■ **What you will do**: Return the lines where the word "Deflection" occurs.

>> start Provided information

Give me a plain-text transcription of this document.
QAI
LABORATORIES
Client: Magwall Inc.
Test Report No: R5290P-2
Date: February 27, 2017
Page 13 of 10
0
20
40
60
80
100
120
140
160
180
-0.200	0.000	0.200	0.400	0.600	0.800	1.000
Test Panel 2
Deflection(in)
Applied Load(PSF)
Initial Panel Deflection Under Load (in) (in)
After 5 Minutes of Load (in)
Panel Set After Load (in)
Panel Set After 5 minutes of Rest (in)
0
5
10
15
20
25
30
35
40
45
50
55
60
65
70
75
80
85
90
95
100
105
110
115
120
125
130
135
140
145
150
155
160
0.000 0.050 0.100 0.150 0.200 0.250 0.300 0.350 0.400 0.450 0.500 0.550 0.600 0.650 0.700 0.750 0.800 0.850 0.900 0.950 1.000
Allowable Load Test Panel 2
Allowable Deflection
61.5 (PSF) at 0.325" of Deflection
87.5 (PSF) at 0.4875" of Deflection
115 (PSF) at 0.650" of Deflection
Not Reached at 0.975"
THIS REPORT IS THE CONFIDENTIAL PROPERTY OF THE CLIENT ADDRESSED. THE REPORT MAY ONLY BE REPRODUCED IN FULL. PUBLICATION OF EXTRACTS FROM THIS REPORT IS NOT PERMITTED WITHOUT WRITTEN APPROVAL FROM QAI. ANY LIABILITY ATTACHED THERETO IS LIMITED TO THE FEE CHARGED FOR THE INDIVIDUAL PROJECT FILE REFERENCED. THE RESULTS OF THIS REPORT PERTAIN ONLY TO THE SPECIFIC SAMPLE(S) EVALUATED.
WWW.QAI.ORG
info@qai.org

>> end Provided information

■ **Complete output**:
Deflection(in)
Initial Panel Deflection Under Load (in) (in)
Allowable Deflection
61.5 (PSF) at 0.325" of Deflection
87.5 (PSF) at 0.4875" of Deflection
115 (PSF) at 0.650" of Deflection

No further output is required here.